_Records for this exercise_.
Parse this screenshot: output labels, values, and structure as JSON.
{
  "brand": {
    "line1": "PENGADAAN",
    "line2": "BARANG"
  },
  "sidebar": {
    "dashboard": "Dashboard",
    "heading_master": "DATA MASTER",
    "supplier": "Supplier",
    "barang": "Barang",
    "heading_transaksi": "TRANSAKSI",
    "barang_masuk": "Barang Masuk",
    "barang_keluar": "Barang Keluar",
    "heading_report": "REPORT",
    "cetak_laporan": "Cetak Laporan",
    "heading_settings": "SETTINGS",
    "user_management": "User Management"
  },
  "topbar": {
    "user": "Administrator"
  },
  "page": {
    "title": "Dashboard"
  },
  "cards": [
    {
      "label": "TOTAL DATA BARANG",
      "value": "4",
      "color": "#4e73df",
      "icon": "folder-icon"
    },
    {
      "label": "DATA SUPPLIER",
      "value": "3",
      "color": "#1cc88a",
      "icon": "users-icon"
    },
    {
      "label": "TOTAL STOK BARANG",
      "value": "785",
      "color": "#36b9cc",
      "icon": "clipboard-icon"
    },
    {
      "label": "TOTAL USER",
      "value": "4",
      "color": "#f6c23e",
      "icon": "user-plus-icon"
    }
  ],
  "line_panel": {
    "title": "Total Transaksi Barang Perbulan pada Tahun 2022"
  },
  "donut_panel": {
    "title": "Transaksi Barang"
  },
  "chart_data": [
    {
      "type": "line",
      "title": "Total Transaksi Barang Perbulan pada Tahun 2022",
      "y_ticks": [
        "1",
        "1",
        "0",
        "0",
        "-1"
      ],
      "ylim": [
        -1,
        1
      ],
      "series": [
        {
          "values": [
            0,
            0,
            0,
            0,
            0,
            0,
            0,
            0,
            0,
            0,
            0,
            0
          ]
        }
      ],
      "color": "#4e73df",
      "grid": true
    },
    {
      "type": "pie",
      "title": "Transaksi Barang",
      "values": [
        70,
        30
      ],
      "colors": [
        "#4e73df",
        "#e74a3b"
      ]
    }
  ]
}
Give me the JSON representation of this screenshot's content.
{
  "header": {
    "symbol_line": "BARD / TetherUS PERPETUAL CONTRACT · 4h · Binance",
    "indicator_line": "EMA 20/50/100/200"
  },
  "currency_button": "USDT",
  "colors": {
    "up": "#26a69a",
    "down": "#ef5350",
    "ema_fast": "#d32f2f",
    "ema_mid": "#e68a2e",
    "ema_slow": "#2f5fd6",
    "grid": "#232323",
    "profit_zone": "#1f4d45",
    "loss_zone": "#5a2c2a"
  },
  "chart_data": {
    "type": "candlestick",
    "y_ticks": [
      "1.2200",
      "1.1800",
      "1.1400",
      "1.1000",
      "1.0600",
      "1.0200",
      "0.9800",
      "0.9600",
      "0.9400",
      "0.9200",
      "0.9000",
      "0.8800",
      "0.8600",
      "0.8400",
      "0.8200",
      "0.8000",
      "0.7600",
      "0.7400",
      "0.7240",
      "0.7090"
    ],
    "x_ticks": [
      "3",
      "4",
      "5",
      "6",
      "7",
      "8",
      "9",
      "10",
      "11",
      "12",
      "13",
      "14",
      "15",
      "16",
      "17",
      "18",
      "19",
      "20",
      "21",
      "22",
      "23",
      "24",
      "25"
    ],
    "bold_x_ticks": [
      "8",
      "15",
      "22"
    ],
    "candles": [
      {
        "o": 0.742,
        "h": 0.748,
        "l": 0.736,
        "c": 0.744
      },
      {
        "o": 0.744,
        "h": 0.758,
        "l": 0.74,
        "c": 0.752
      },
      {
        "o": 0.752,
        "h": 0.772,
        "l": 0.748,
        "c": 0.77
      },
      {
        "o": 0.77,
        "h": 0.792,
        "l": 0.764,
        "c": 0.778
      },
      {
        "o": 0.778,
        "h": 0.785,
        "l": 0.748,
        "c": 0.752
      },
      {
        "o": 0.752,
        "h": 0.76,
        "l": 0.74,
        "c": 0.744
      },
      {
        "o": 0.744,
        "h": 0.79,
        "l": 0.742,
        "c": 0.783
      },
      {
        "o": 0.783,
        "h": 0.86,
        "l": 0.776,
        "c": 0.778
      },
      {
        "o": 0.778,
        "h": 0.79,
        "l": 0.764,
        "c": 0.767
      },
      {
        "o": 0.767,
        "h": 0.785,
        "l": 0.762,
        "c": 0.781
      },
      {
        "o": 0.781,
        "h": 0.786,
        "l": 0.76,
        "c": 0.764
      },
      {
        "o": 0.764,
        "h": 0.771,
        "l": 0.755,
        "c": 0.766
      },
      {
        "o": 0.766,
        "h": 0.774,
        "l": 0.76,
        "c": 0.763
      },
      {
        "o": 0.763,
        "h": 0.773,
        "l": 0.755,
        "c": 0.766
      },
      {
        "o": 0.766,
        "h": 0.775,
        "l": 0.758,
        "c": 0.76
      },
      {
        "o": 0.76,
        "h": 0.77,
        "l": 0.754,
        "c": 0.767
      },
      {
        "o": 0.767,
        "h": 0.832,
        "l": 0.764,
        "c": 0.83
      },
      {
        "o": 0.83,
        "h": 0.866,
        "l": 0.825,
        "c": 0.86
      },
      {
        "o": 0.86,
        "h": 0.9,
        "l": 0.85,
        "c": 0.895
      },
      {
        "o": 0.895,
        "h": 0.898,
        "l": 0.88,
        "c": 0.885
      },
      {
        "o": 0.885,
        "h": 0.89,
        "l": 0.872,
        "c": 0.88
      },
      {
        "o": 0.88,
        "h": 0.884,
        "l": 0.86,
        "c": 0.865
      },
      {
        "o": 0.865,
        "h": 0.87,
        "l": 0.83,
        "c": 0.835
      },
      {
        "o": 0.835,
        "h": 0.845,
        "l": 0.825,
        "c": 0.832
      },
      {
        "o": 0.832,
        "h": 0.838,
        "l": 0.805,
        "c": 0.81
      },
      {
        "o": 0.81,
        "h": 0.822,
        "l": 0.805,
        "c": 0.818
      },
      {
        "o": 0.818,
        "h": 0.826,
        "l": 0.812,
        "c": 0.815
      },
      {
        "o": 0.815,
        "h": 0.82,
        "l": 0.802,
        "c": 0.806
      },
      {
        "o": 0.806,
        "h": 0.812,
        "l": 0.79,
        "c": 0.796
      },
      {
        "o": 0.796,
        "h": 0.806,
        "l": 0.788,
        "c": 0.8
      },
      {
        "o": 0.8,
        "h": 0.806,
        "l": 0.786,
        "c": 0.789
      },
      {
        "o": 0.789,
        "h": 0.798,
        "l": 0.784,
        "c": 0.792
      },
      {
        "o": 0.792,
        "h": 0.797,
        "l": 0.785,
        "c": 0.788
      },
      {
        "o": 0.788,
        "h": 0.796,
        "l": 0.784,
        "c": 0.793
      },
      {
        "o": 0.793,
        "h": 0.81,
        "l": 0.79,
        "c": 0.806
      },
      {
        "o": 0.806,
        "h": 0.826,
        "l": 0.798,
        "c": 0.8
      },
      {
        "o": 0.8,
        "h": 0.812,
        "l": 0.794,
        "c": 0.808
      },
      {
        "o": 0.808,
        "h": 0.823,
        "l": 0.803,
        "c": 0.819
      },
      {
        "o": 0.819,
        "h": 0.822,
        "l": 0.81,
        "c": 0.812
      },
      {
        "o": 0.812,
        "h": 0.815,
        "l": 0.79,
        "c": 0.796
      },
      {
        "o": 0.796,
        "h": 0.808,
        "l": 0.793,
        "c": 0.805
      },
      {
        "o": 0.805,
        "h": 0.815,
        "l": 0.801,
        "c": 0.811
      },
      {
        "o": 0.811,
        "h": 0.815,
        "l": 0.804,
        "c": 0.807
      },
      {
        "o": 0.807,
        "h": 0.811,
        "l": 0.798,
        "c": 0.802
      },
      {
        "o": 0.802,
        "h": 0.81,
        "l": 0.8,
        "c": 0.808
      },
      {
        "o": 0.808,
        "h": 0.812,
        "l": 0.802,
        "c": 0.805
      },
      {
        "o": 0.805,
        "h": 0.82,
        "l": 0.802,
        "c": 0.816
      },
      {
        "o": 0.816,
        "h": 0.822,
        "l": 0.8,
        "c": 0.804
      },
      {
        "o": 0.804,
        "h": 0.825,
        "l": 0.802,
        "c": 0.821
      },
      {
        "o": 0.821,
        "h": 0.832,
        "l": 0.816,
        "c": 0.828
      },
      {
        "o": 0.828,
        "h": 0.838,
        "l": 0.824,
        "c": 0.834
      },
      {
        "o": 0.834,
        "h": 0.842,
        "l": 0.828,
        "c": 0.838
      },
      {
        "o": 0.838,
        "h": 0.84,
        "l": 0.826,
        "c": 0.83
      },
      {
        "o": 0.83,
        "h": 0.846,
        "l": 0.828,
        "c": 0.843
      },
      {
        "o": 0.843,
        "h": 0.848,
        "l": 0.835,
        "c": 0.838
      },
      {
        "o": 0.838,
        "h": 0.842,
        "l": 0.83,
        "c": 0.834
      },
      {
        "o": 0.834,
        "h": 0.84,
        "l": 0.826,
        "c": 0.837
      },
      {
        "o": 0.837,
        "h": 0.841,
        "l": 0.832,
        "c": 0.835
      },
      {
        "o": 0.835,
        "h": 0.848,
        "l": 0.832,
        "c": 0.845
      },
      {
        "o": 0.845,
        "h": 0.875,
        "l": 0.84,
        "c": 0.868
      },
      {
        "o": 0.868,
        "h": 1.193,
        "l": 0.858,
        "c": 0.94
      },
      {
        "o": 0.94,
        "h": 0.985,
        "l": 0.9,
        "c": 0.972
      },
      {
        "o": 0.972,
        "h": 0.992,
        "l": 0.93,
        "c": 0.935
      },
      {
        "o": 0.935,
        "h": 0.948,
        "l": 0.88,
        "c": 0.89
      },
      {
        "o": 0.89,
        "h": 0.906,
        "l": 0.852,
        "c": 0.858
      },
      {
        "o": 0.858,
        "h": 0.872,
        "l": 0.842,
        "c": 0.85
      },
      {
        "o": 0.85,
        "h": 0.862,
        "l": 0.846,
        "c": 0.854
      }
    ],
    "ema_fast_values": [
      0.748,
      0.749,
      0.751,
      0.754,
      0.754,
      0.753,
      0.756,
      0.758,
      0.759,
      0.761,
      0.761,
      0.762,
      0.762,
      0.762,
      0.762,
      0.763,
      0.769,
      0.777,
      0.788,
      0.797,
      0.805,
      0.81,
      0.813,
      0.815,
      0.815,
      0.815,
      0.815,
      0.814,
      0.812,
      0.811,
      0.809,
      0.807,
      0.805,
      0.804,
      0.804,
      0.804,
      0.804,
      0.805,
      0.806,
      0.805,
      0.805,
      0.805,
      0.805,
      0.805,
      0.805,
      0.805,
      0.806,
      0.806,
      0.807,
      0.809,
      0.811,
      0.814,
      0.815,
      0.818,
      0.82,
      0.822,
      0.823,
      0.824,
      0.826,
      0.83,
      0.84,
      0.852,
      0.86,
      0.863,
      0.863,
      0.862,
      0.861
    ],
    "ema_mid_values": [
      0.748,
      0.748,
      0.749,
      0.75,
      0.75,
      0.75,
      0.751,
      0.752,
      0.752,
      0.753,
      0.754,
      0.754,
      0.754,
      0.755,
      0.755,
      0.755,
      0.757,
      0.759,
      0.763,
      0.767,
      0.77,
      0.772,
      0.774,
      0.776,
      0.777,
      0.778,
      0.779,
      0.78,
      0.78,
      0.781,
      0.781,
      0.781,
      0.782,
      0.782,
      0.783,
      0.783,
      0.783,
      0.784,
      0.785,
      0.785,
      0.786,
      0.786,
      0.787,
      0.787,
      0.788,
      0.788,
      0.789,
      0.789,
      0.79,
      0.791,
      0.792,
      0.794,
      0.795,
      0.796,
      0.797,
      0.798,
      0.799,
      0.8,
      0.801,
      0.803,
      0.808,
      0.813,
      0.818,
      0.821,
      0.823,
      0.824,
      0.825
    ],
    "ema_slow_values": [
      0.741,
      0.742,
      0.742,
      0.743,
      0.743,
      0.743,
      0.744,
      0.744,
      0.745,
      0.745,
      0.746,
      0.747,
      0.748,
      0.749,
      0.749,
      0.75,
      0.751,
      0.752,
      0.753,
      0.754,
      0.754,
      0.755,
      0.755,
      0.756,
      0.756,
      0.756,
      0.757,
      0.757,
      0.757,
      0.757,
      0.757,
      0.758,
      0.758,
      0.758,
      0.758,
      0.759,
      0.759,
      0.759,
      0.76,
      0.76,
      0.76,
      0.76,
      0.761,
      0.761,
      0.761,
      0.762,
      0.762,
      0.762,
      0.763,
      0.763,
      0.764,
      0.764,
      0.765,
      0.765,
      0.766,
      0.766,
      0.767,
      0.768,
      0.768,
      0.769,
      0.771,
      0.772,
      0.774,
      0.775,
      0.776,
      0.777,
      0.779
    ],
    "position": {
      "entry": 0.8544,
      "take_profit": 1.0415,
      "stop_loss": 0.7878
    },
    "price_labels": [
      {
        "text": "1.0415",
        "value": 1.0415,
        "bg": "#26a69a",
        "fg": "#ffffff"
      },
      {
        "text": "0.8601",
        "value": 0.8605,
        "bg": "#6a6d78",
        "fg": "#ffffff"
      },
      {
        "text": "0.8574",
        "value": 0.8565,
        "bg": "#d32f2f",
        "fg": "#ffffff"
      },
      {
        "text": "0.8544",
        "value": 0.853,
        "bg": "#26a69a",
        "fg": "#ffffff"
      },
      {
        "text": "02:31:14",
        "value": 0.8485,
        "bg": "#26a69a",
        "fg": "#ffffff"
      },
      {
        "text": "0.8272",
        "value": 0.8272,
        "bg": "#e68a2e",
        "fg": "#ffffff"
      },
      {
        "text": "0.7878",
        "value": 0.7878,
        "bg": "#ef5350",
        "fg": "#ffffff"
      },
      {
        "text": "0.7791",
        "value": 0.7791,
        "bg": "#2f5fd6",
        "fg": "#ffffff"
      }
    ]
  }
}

...

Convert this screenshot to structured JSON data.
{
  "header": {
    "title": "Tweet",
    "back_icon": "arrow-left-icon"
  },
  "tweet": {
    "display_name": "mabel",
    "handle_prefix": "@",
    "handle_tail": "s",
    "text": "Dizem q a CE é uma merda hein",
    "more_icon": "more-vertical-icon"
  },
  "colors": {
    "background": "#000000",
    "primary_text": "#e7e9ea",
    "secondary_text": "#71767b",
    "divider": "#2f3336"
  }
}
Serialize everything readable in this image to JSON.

_Exercise details_. Starting at the line that contains "Convert this screenshot" and ending at the line that contains "Serialize everything readable", repeat each line exactly, both ends included, and nothing else.

_Task answer_.
Convert this screenshot to structured JSON data.
{
  "header": {
    "title": "Tweet",
    "back_icon": "arrow-left-icon"
  },
  "tweet": {
    "display_name": "mabel",
    "handle_prefix": "@",
    "handle_tail": "s",
    "text": "Dizem q a CE é uma merda hein",
    "more_icon": "more-vertical-icon"
  },
  "colors": {
    "background": "#000000",
    "primary_text": "#e7e9ea",
    "secondary_text": "#71767b",
    "divider": "#2f3336"
  }
}
Serialize everything readable in this image to JSON.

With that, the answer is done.